*Quoted text*.
☆ ☆ ☆ ☆ ☆ ☆ ☆
ISBN-13: 978-1732553101

Publisher: J. T. Bishop; 1 edition

Series: Red-Line: The Fletcher Family Saga Book 3

Paperback: 380 pages

August 15, 2018, $14.95

Genre: Paranormal Suspense


Also available in e-book format

Eve Fletcher is on the run. She’s hiding from the men who’ve killed her boss. But she’s not alone. A man she barely knows is with her, and she must decide whom to trust. But Eve has more than her life at stake. She’s protecting secrets too. Secrets that if exposed could risk not only her, but her entire family. But everyone has secrets, including the man who refuses to leave her side. With time running out, Eve must choose whether to bring her boss’s murderers to justice. But she’s falling for the mysterious man with his own suspicious motives. Can she risk loving him or will his presence threaten the family she’s trying so hard to protect? Family whose survival depends on keeping secrets.


If you haven’t read any J.T. Bishop books yet, you must. She’s a brilliant up-and-coming author. Her writing is vivid and captivating, her immersive story well-plotted, and her characters relatable and unique. – NY Literary Magazine review of Curse Breaker


Other books by J.T. Bishop:

Red-Line: The Shift

Red-Line: Mirrors

Red-Line: Trust Destiny

Guest Post by the Author

How I find my characters, or should I say, how they find me


I get asked frequently about the characters in my stories. Do I base them on other people? How do I determine their personality traits? How do I pick their names? Do I know them all ahead of time before I start to write?
☆ ☆ ☆ ☆ ☆ ☆ ☆
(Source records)

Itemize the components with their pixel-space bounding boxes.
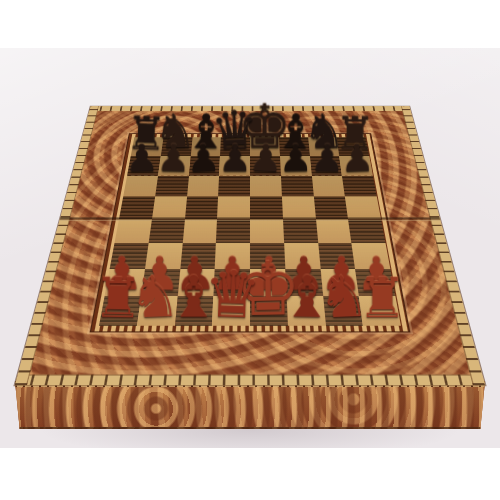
square-c1[interactable]: ♝ bbox=[175, 296, 214, 326]
square-d5[interactable] bbox=[217, 197, 250, 219]
square-f7[interactable]: ♟ bbox=[280, 156, 312, 176]
square-g5[interactable] bbox=[313, 197, 348, 219]
chess-board: ♜♞♝♛♚♝♞♜♟♟♟♟♟♟♟♟♟♟♟♟♟♟♟♟♜♞♝♛♚♝♞♜ bbox=[99, 137, 401, 326]
square-c7[interactable]: ♟ bbox=[189, 156, 221, 176]
square-g7[interactable]: ♟ bbox=[310, 156, 343, 176]
square-h7[interactable]: ♟ bbox=[339, 156, 372, 176]
piece-white-knight[interactable]: ♞ bbox=[317, 269, 370, 325]
square-e5[interactable] bbox=[250, 197, 283, 219]
square-e7[interactable]: ♟ bbox=[250, 156, 281, 176]
chess-scene: ♜♞♝♛♚♝♞♜♟♟♟♟♟♟♟♟♟♟♟♟♟♟♟♟♜♞♝♛♚♝♞♜ bbox=[0, 0, 500, 500]
square-c4[interactable] bbox=[182, 219, 217, 243]
square-d4[interactable] bbox=[216, 219, 250, 243]
square-b5[interactable] bbox=[152, 197, 187, 219]
piece-black-pawn[interactable]: ♟ bbox=[125, 139, 159, 175]
carved-chess-box: ♜♞♝♛♚♝♞♜♟♟♟♟♟♟♟♟♟♟♟♟♟♟♟♟♜♞♝♛♚♝♞♜ bbox=[15, 106, 485, 385]
square-b4[interactable] bbox=[148, 219, 184, 243]
board-inner-frame: ♜♞♝♛♚♝♞♜♟♟♟♟♟♟♟♟♟♟♟♟♟♟♟♟♜♞♝♛♚♝♞♜ bbox=[90, 133, 411, 332]
square-e4[interactable] bbox=[250, 219, 284, 243]
square-f5[interactable] bbox=[282, 197, 316, 219]
piece-black-pawn[interactable]: ♟ bbox=[186, 139, 221, 176]
square-g1[interactable]: ♞ bbox=[323, 296, 364, 326]
piece-white-bishop[interactable]: ♝ bbox=[168, 270, 220, 325]
square-g4[interactable] bbox=[316, 219, 352, 243]
square-h5[interactable] bbox=[345, 197, 381, 219]
square-d7[interactable]: ♟ bbox=[219, 156, 250, 176]
square-f4[interactable] bbox=[283, 219, 318, 243]
square-h4[interactable] bbox=[348, 219, 385, 243]
piece-black-pawn[interactable]: ♟ bbox=[279, 139, 313, 175]
square-b7[interactable]: ♟ bbox=[158, 156, 191, 176]
square-a5[interactable] bbox=[119, 197, 155, 219]
square-a4[interactable] bbox=[115, 219, 152, 243]
rim-tick-band-near bbox=[15, 375, 485, 386]
piece-black-pawn[interactable]: ♟ bbox=[218, 139, 252, 175]
piece-black-pawn[interactable]: ♟ bbox=[339, 139, 374, 176]
square-c5[interactable] bbox=[185, 197, 219, 219]
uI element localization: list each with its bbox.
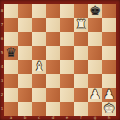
white-bishop: ♝ — [33, 60, 45, 74]
square-a2[interactable] — [4, 88, 18, 102]
square-f1[interactable] — [74, 102, 88, 116]
white-pawn: ♟ — [103, 88, 115, 102]
square-a1[interactable] — [4, 102, 18, 116]
square-b1[interactable] — [18, 102, 32, 116]
square-h7[interactable] — [102, 18, 116, 32]
square-g2[interactable]: ♟ — [88, 88, 102, 102]
square-a5[interactable]: ♛ — [4, 46, 18, 60]
square-b8[interactable] — [18, 4, 32, 18]
square-a3[interactable] — [4, 74, 18, 88]
square-h5[interactable] — [102, 46, 116, 60]
black-king: ♚ — [89, 4, 101, 18]
square-f2[interactable] — [74, 88, 88, 102]
square-e8[interactable] — [60, 4, 74, 18]
square-d8[interactable] — [46, 4, 60, 18]
square-d1[interactable] — [46, 102, 60, 116]
square-c6[interactable] — [32, 32, 46, 46]
square-g5[interactable] — [88, 46, 102, 60]
square-g8[interactable]: ♚ — [88, 4, 102, 18]
square-g3[interactable] — [88, 74, 102, 88]
square-a7[interactable] — [4, 18, 18, 32]
square-e2[interactable] — [60, 88, 74, 102]
square-h6[interactable] — [102, 32, 116, 46]
rank-label: 1 — [0, 102, 4, 116]
file-labels: a b c d e f g h — [4, 116, 116, 120]
square-f8[interactable] — [74, 4, 88, 18]
square-a4[interactable] — [4, 60, 18, 74]
square-c3[interactable] — [32, 74, 46, 88]
file-label: a — [4, 116, 18, 120]
chess-board: ♚♜♛♝♟♟♚ 8 7 6 5 4 3 2 1 a b c d e f g h — [0, 0, 120, 120]
file-label: e — [60, 116, 74, 120]
square-c1[interactable] — [32, 102, 46, 116]
rank-label: 3 — [0, 74, 4, 88]
board-grid: ♚♜♛♝♟♟♚ — [4, 4, 116, 116]
square-d3[interactable] — [46, 74, 60, 88]
rank-label: 2 — [0, 88, 4, 102]
square-g4[interactable] — [88, 60, 102, 74]
file-label: g — [88, 116, 102, 120]
white-pawn: ♟ — [89, 88, 101, 102]
square-a6[interactable] — [4, 32, 18, 46]
square-h2[interactable]: ♟ — [102, 88, 116, 102]
file-label: f — [74, 116, 88, 120]
square-e6[interactable] — [60, 32, 74, 46]
square-d6[interactable] — [46, 32, 60, 46]
square-e7[interactable] — [60, 18, 74, 32]
square-b7[interactable] — [18, 18, 32, 32]
black-queen: ♛ — [5, 46, 17, 60]
square-e5[interactable] — [60, 46, 74, 60]
rank-label: 7 — [0, 18, 4, 32]
square-e4[interactable] — [60, 60, 74, 74]
square-f5[interactable] — [74, 46, 88, 60]
file-label: c — [32, 116, 46, 120]
square-h8[interactable] — [102, 4, 116, 18]
square-b2[interactable] — [18, 88, 32, 102]
file-label: h — [102, 116, 116, 120]
square-g1[interactable] — [88, 102, 102, 116]
white-rook: ♜ — [75, 18, 87, 32]
square-f7[interactable]: ♜ — [74, 18, 88, 32]
square-c4[interactable]: ♝ — [32, 60, 46, 74]
square-c7[interactable] — [32, 18, 46, 32]
square-b6[interactable] — [18, 32, 32, 46]
square-d5[interactable] — [46, 46, 60, 60]
square-h3[interactable] — [102, 74, 116, 88]
square-g6[interactable] — [88, 32, 102, 46]
rank-labels: 8 7 6 5 4 3 2 1 — [0, 4, 4, 116]
square-d4[interactable] — [46, 60, 60, 74]
rank-label: 5 — [0, 46, 4, 60]
file-label: d — [46, 116, 60, 120]
square-d7[interactable] — [46, 18, 60, 32]
square-f6[interactable] — [74, 32, 88, 46]
white-king: ♚ — [103, 102, 115, 116]
rank-label: 8 — [0, 4, 4, 18]
square-h1[interactable]: ♚ — [102, 102, 116, 116]
square-c2[interactable] — [32, 88, 46, 102]
square-g7[interactable] — [88, 18, 102, 32]
file-label: b — [18, 116, 32, 120]
square-h4[interactable] — [102, 60, 116, 74]
square-b4[interactable] — [18, 60, 32, 74]
square-d2[interactable] — [46, 88, 60, 102]
square-f3[interactable] — [74, 74, 88, 88]
square-c8[interactable] — [32, 4, 46, 18]
rank-label: 4 — [0, 60, 4, 74]
square-f4[interactable] — [74, 60, 88, 74]
square-e1[interactable] — [60, 102, 74, 116]
square-c5[interactable] — [32, 46, 46, 60]
square-e3[interactable] — [60, 74, 74, 88]
square-b3[interactable] — [18, 74, 32, 88]
square-b5[interactable] — [18, 46, 32, 60]
rank-label: 6 — [0, 32, 4, 46]
square-a8[interactable] — [4, 4, 18, 18]
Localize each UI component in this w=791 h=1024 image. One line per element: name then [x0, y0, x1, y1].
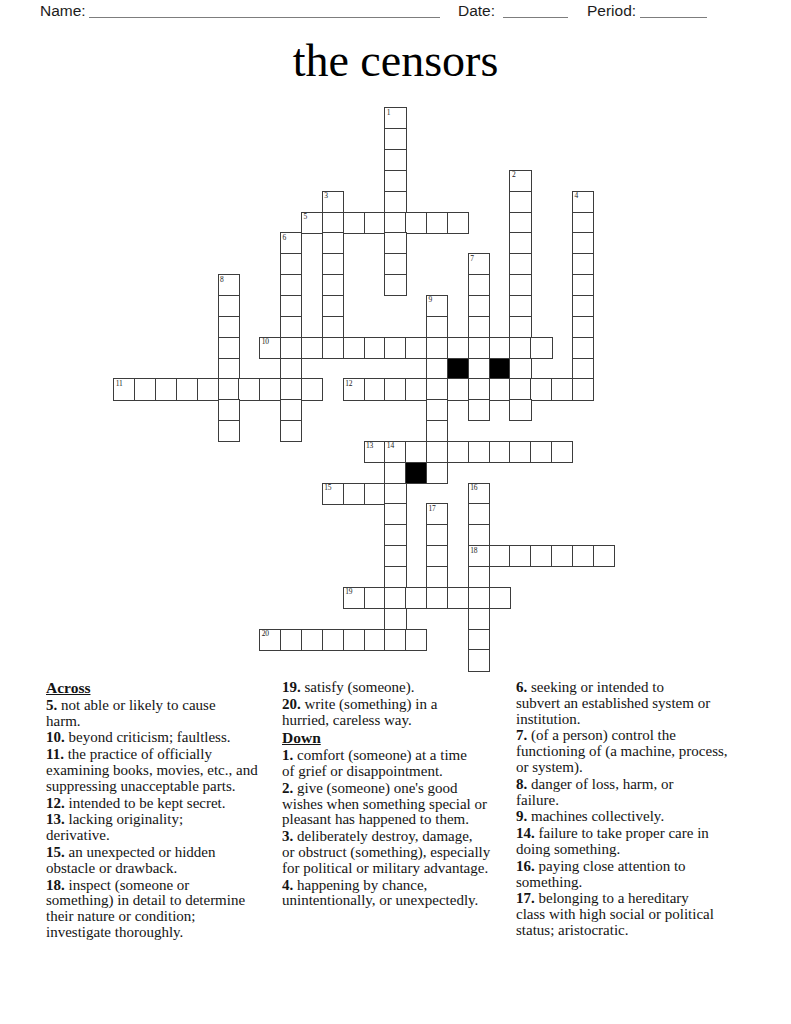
☆ ☆ ☆ ☆ ☆ ☆ ☆
Continue the book page's guest post on how the author finds characters, starting right after its final question.

All good questions. And there are a variety of answers. Yes. Sometimes I base them on other people, but most of the time I don’t. If I based them on someone either real or fictional (fun fact- my main character in my original trilogy is based off Robert Downey Jr.’s portrayal of Sherlock Holmes), then their personality will spawn from that, but if I haven’t, then I just rely on my instincts. You know how a person needs to act in order to draw out the drama and the excitement of the story. But other times, you just need a kind heart or an ordinary character for your bad guy to bump up against. I play with that when the time comes to write a scene and see what works better. As a writer, if you have a vision for what you want to happen, the characters will often create themselves. They’ll simply appear in your head and you’ll write them naturally. That’s one of the fun aspects of being a writer. Just seeing what shows up.

A character’s name will often pop up on its own. When that happens, it’s usually perfect. Other times, I’ll hear a name when I’m out doing whatever, and I’ll like it, and if I remember it (jot it down if you can), then I’ll use it in a story. I’ve done that a few times and discovered some really cool names. There have been challenges when I struggled to find a name that clicked, so I found a random name generator and I’ll sort through it until I find something I like. I try not to spend too much time on it though. Once I have the name, I stick with it. No changing at the last minute. Mainly because once I’ve created that character and named her, it’s hard to see her as someone else afterwards.

Do I know all my characters before I begin? Yes and no. I know the main characters, but there have been many times a secondary character will show up while I’m writing and wave at me as if to say, “I’m here now.” And I immediately write them in. It’s those characters that often become the most interesting and offer the most value. I never ignore them. Inevitably, they play beautifully into the storyline and become just as beloved as the others. Those are the times when my characters find me.

If you’re writing your story and looking for your characters, be open to what shows up. You might surprise yourself. Character writing and development is one of the great gifts of storytelling, and if you’re doing it right, your story will be just as unforgettable as the people in them.

Any questions on how to find a character, or can you offer your own advice? Comment below and let me know!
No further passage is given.